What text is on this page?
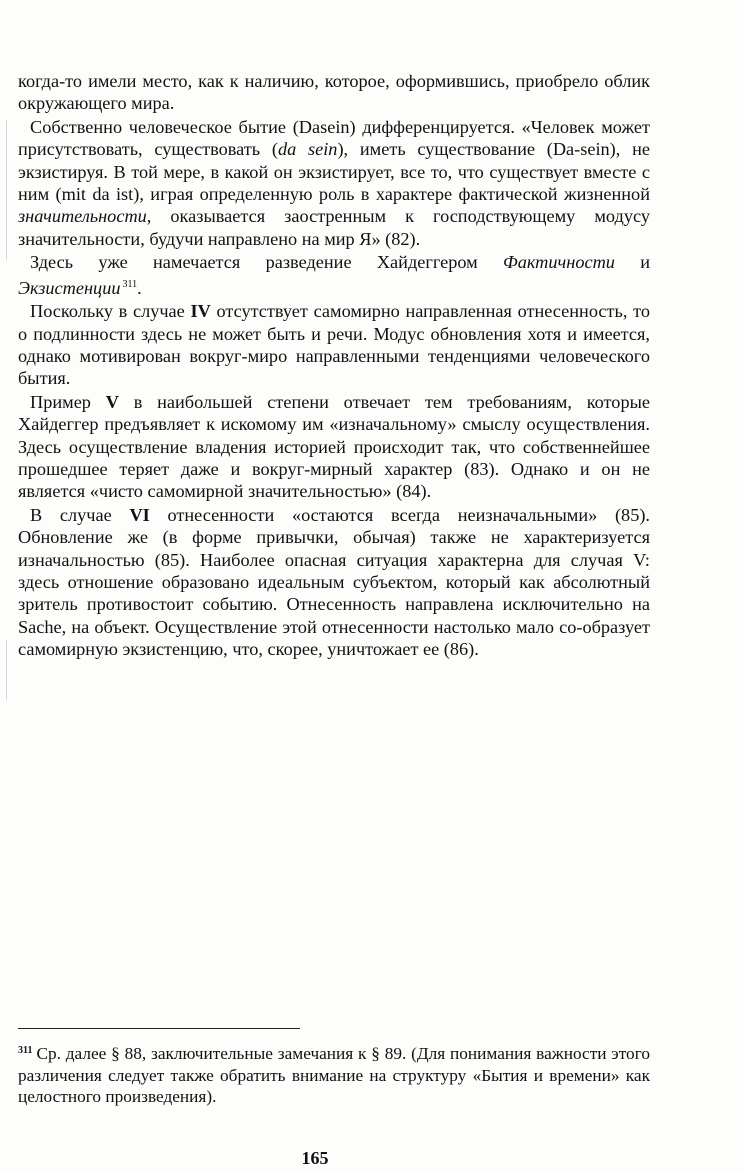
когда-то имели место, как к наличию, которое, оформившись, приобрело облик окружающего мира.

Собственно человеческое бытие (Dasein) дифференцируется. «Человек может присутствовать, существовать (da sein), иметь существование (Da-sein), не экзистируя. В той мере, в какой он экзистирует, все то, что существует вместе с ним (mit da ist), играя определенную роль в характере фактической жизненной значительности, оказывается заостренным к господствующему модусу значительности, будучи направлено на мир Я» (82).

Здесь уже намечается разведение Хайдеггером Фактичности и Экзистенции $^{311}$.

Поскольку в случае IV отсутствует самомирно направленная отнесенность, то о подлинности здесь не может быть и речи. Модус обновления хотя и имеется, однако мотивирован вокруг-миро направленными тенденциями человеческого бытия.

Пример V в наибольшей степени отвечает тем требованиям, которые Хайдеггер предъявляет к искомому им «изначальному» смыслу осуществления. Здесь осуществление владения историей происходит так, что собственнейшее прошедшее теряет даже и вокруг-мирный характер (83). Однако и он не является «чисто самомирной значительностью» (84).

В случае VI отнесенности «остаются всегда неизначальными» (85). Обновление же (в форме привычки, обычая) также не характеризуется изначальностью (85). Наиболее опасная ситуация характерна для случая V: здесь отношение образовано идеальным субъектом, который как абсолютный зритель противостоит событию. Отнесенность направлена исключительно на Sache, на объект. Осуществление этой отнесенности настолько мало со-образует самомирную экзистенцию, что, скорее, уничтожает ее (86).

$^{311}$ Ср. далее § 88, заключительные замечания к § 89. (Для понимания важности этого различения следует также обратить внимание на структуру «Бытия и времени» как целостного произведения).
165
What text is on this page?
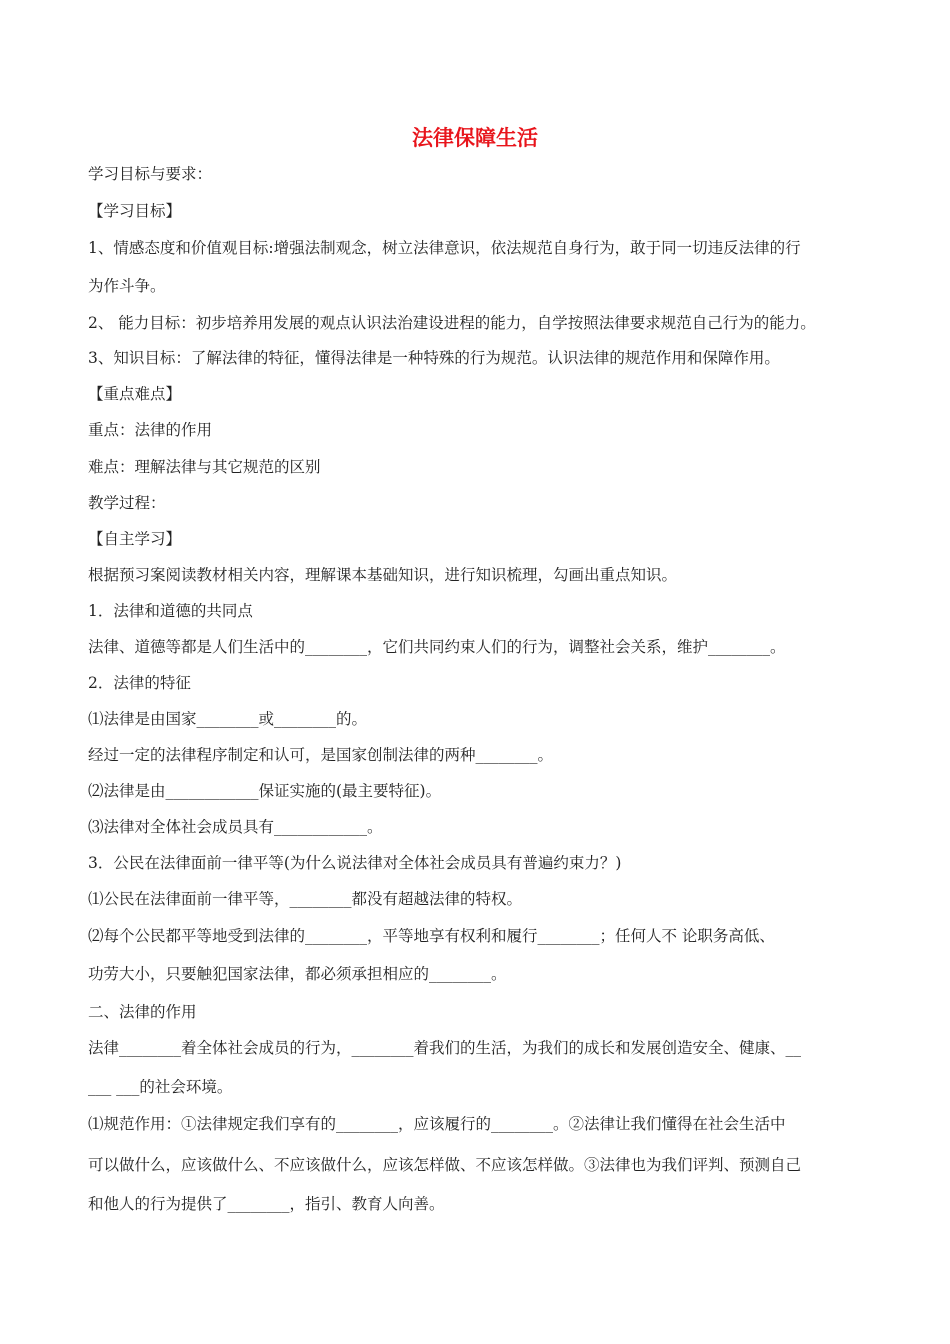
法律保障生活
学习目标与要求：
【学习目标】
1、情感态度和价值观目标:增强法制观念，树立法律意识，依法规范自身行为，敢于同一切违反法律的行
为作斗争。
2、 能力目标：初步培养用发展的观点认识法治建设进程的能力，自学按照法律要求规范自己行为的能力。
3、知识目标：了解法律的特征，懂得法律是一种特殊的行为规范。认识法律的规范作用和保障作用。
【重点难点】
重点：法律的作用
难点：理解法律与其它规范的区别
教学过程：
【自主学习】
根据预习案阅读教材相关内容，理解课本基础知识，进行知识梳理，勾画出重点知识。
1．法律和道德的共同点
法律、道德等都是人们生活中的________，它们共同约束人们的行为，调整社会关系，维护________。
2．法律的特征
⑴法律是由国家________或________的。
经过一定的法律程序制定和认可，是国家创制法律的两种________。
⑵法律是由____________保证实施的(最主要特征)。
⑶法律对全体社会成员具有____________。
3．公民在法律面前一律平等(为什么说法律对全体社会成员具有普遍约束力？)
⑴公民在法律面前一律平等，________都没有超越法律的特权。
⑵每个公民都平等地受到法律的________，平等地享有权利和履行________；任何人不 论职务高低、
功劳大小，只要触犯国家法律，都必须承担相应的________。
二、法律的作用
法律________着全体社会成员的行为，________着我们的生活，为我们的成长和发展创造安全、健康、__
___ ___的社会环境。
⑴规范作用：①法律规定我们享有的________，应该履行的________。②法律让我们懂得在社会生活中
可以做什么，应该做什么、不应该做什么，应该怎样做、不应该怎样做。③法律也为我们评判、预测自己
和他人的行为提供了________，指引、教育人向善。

**Problem description:**
Pictures are not part of the copy; output everything else in the records exactly.

**Output of the task:**
What text is on this page?
когда-то имели место, как к наличию, которое, оформившись, приобрело облик окружающего мира.

Собственно человеческое бытие (Dasein) дифференцируется. «Человек может присутствовать, существовать (da sein), иметь существование (Da-sein), не экзистируя. В той мере, в какой он экзистирует, все то, что существует вместе с ним (mit da ist), играя определенную роль в характере фактической жизненной значительности, оказывается заостренным к господствующему модусу значительности, будучи направлено на мир Я» (82).

Здесь уже намечается разведение Хайдеггером Фактичности и Экзистенции $^{311}$.

Поскольку в случае IV отсутствует самомирно направленная отнесенность, то о подлинности здесь не может быть и речи. Модус обновления хотя и имеется, однако мотивирован вокруг-миро направленными тенденциями человеческого бытия.

Пример V в наибольшей степени отвечает тем требованиям, которые Хайдеггер предъявляет к искомому им «изначальному» смыслу осуществления. Здесь осуществление владения историей происходит так, что собственнейшее прошедшее теряет даже и вокруг-мирный характер (83). Однако и он не является «чисто самомирной значительностью» (84).

В случае VI отнесенности «остаются всегда неизначальными» (85). Обновление же (в форме привычки, обычая) также не характеризуется изначальностью (85). Наиболее опасная ситуация характерна для случая V: здесь отношение образовано идеальным субъектом, который как абсолютный зритель противостоит событию. Отнесенность направлена исключительно на Sache, на объект. Осуществление этой отнесенности настолько мало со-образует самомирную экзистенцию, что, скорее, уничтожает ее (86).

$^{311}$ Ср. далее § 88, заключительные замечания к § 89. (Для понимания важности этого различения следует также обратить внимание на структуру «Бытия и времени» как целостного произведения).
165
What text is on this page?
法律保障生活
学习目标与要求：
【学习目标】
1、情感态度和价值观目标:增强法制观念，树立法律意识，依法规范自身行为，敢于同一切违反法律的行
为作斗争。
2、 能力目标：初步培养用发展的观点认识法治建设进程的能力，自学按照法律要求规范自己行为的能力。
3、知识目标：了解法律的特征，懂得法律是一种特殊的行为规范。认识法律的规范作用和保障作用。
【重点难点】
重点：法律的作用
难点：理解法律与其它规范的区别
教学过程：
【自主学习】
根据预习案阅读教材相关内容，理解课本基础知识，进行知识梳理，勾画出重点知识。
1．法律和道德的共同点
法律、道德等都是人们生活中的________，它们共同约束人们的行为，调整社会关系，维护________。
2．法律的特征
⑴法律是由国家________或________的。
经过一定的法律程序制定和认可，是国家创制法律的两种________。
⑵法律是由____________保证实施的(最主要特征)。
⑶法律对全体社会成员具有____________。
3．公民在法律面前一律平等(为什么说法律对全体社会成员具有普遍约束力？)
⑴公民在法律面前一律平等，________都没有超越法律的特权。
⑵每个公民都平等地受到法律的________，平等地享有权利和履行________；任何人不 论职务高低、
功劳大小，只要触犯国家法律，都必须承担相应的________。
二、法律的作用
法律________着全体社会成员的行为，________着我们的生活，为我们的成长和发展创造安全、健康、__
___ ___的社会环境。
⑴规范作用：①法律规定我们享有的________，应该履行的________。②法律让我们懂得在社会生活中
可以做什么，应该做什么、不应该做什么，应该怎样做、不应该怎样做。③法律也为我们评判、预测自己
和他人的行为提供了________，指引、教育人向善。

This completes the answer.